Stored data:

==============================

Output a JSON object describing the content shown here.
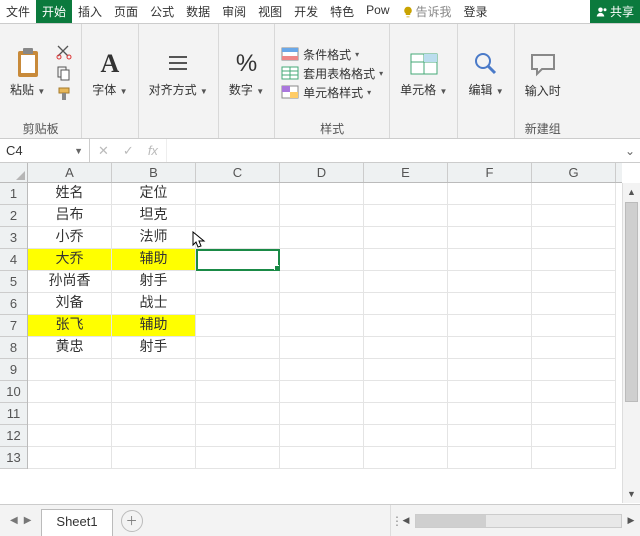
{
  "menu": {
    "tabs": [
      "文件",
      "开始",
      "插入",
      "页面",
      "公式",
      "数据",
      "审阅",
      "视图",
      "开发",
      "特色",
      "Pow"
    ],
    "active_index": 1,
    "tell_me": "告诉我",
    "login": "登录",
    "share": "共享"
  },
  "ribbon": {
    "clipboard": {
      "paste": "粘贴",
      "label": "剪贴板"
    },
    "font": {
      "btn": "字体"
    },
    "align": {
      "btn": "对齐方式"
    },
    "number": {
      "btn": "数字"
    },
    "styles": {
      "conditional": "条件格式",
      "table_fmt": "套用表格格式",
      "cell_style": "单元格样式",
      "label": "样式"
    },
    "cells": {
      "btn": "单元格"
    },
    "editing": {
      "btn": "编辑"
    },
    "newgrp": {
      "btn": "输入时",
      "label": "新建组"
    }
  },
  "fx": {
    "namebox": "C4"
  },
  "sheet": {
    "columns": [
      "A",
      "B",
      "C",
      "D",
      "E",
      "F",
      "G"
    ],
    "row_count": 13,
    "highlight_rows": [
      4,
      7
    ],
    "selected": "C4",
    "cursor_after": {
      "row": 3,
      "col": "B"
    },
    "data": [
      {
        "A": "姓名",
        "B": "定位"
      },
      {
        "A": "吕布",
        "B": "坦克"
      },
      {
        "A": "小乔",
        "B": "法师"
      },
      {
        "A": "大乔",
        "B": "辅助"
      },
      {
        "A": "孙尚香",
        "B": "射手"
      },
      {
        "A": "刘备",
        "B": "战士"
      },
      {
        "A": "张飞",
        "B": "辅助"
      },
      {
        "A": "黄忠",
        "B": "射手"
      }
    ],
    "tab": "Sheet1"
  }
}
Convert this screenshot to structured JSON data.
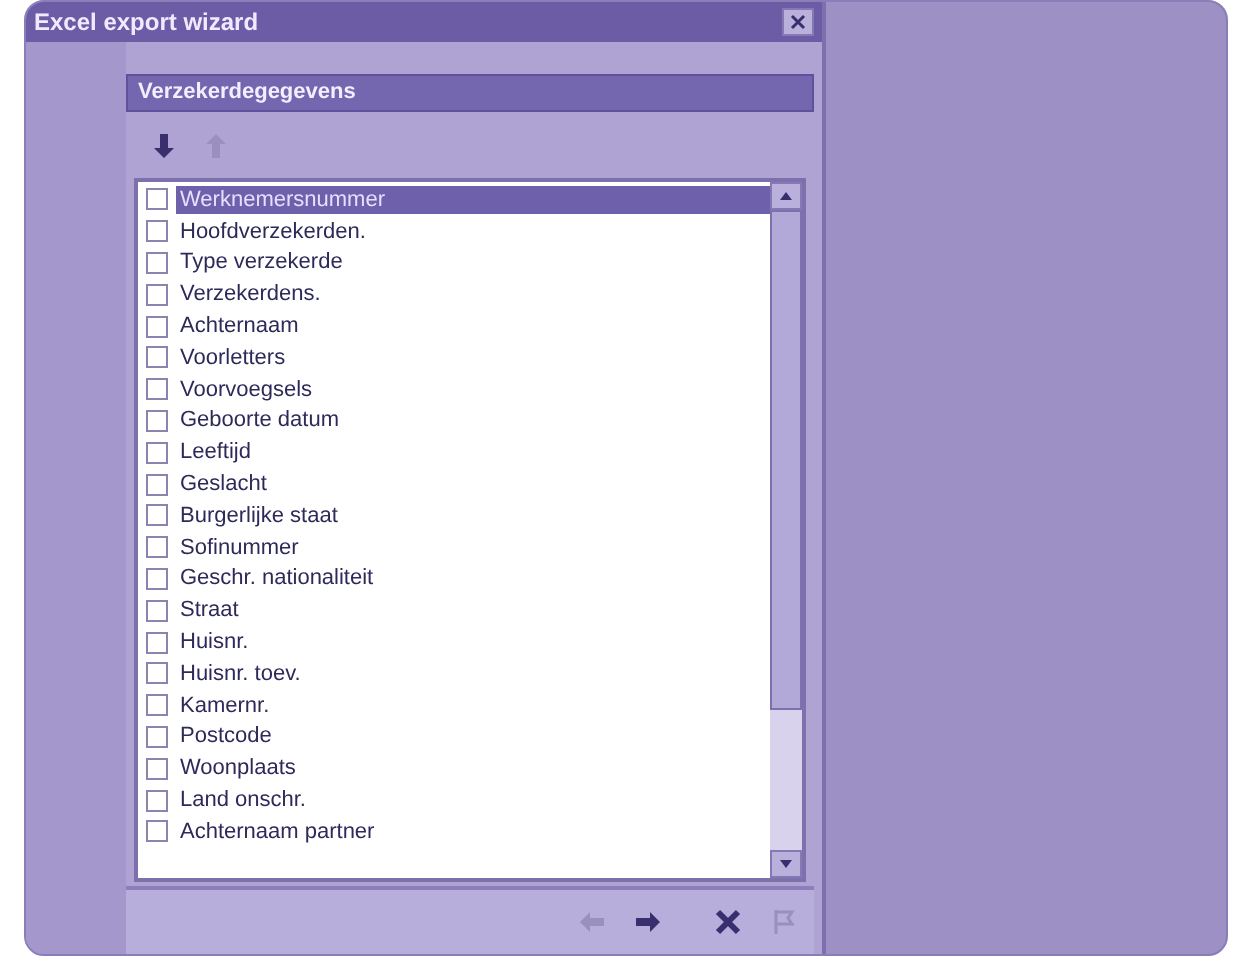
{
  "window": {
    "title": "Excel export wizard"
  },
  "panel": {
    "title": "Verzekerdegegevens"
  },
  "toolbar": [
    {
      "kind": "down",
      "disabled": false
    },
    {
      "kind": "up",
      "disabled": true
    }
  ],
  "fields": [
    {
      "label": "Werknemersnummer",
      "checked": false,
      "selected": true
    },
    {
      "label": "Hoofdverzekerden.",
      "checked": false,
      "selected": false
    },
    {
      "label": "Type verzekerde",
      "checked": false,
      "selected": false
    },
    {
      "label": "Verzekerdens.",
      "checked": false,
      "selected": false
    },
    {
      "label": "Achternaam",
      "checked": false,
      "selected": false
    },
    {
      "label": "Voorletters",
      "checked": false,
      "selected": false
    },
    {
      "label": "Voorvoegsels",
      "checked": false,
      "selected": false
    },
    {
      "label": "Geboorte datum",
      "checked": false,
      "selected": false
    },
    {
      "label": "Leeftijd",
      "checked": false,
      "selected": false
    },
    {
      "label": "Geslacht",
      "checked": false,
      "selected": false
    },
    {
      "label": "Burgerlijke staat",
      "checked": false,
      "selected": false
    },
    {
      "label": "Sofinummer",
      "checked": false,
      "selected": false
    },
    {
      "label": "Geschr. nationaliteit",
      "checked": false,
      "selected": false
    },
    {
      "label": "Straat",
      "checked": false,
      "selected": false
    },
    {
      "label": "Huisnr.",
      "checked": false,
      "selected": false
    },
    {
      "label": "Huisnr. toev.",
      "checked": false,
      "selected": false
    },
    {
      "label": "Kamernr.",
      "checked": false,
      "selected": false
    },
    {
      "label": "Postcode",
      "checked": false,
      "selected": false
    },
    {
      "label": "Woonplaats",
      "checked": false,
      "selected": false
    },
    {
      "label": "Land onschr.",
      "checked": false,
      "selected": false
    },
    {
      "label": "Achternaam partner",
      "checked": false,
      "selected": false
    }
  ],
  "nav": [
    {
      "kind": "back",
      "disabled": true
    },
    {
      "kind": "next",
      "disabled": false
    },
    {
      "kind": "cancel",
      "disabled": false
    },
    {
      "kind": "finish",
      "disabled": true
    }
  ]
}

==============================

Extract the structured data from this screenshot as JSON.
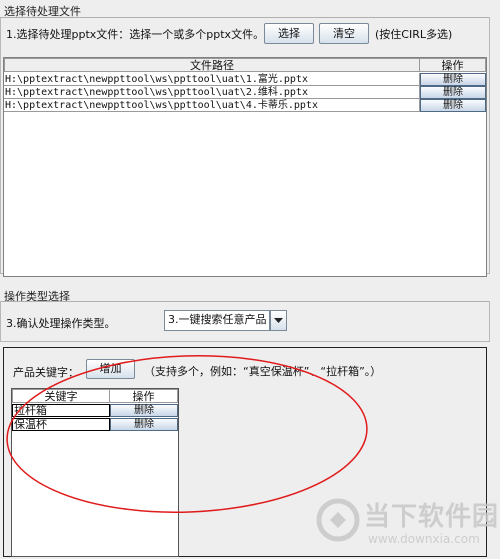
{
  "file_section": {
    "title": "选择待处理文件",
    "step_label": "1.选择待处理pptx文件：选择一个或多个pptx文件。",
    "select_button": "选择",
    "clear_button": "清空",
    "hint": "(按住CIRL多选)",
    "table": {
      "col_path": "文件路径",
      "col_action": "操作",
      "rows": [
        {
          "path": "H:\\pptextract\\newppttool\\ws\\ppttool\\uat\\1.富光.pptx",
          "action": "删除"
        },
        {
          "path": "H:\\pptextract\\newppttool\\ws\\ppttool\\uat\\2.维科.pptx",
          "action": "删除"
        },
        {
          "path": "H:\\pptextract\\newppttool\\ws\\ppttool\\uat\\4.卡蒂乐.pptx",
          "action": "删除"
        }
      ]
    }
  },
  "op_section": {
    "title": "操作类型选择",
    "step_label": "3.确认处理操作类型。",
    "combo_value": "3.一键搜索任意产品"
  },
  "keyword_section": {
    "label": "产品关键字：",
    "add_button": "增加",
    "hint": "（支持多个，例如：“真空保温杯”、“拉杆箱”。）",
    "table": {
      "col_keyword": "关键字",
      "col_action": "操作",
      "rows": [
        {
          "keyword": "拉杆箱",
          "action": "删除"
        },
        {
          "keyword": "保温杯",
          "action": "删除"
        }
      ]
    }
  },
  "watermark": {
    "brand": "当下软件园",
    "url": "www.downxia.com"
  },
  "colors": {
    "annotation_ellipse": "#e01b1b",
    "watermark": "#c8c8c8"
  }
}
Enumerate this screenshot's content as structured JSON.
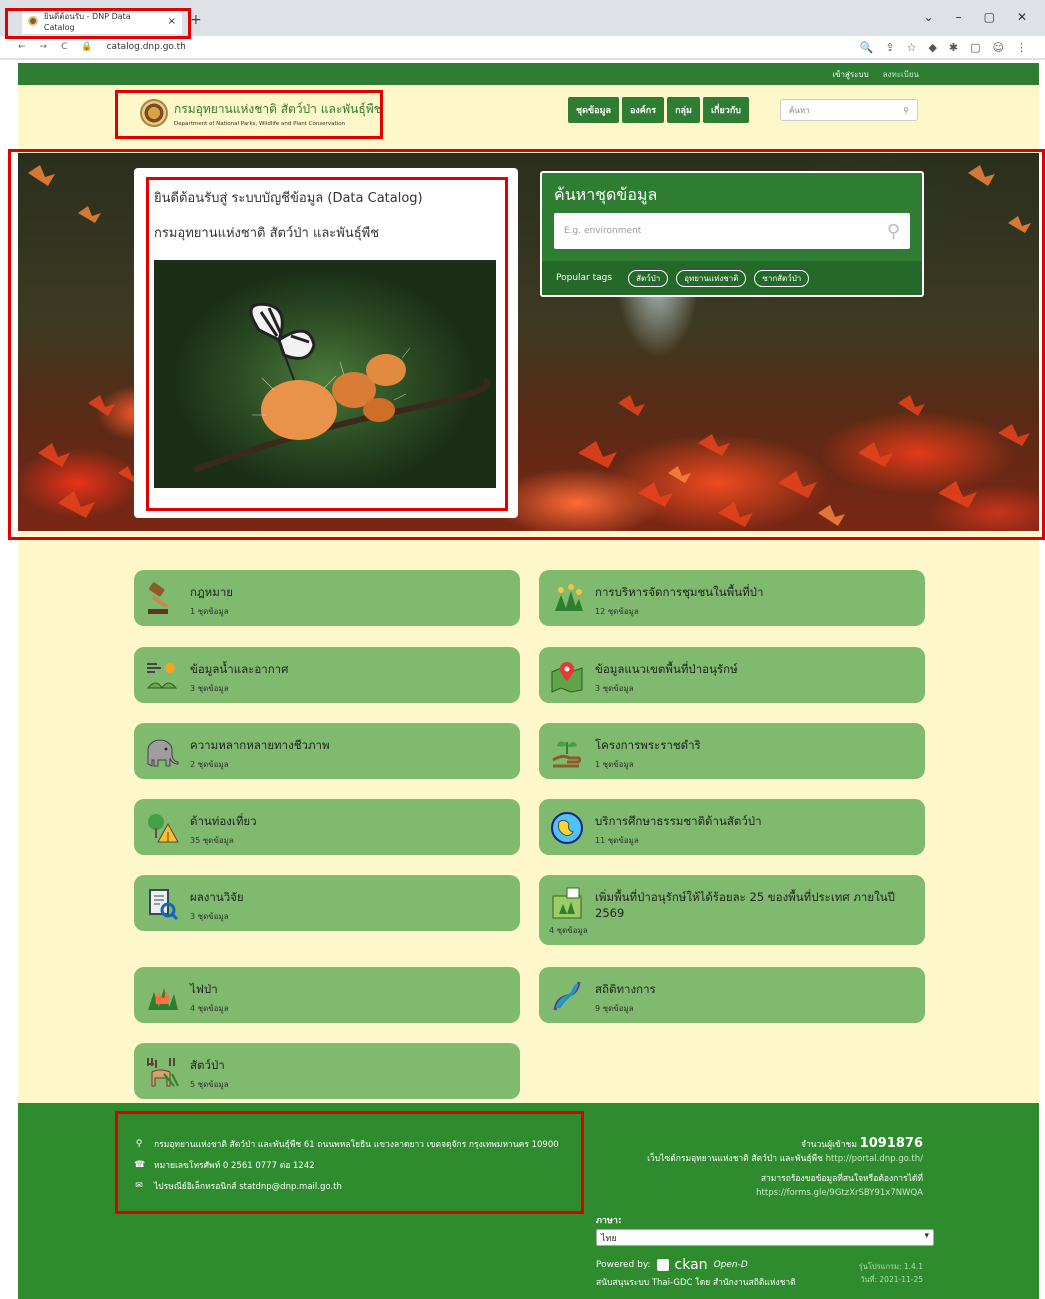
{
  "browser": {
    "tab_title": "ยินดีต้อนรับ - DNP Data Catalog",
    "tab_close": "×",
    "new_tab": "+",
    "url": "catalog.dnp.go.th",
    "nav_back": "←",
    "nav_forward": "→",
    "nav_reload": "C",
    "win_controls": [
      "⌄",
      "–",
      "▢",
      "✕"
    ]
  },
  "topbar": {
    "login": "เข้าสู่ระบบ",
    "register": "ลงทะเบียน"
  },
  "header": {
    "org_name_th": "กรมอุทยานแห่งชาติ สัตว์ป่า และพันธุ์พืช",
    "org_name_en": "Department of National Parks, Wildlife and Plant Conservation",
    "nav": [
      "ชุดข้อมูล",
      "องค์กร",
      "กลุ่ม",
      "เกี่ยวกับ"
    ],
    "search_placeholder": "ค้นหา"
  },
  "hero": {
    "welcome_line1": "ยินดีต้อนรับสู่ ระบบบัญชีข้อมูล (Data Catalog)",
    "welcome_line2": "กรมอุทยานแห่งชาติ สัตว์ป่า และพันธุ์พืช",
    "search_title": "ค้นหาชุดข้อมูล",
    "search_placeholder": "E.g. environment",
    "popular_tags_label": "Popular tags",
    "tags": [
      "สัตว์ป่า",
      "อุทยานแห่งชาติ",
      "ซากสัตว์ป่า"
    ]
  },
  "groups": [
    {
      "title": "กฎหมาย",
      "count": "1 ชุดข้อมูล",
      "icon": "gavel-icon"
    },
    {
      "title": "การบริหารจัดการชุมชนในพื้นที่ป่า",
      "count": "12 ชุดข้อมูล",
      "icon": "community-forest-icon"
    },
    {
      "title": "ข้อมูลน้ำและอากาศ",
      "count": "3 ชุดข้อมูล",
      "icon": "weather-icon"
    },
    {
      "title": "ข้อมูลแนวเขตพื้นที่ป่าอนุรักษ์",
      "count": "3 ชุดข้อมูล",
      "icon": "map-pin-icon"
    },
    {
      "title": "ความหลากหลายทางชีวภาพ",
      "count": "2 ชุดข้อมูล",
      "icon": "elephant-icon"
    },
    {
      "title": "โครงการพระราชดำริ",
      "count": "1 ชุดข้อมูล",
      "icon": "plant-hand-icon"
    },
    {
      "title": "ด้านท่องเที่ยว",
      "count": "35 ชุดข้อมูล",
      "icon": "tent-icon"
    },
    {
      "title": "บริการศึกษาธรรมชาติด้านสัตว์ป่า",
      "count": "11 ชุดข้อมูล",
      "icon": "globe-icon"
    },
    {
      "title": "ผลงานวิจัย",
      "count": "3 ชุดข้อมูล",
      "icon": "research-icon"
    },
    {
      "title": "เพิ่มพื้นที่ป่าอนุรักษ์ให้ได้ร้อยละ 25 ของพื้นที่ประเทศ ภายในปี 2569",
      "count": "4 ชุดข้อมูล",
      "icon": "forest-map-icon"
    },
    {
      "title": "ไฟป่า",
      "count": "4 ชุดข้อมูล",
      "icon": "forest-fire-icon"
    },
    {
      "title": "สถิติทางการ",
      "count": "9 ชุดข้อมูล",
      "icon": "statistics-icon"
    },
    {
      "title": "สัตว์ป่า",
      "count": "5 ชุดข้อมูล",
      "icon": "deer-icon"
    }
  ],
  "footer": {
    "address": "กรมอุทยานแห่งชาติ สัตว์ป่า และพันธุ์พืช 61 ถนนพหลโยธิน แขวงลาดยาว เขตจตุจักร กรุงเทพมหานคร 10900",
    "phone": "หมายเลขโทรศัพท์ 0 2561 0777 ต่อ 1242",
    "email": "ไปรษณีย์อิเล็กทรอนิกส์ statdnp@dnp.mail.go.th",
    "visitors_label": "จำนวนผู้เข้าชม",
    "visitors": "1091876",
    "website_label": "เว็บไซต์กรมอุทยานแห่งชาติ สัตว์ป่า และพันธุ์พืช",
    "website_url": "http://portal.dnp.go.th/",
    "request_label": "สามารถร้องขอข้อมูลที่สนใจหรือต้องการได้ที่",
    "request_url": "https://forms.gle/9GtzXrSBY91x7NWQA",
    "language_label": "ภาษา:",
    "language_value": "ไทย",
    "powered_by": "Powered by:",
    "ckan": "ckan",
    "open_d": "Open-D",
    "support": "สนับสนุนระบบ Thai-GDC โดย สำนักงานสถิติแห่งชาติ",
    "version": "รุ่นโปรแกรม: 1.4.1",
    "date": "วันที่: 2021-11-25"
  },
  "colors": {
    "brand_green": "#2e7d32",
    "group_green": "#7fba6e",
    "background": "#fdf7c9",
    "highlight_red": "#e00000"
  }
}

==============================

* **Problem to work on**:
Look through the entries above; copy every line holding the string "content".

* **Expected answer**:
Output a JSON object describing the content shown here.
Enumerate this screenshot's content as structured JSON.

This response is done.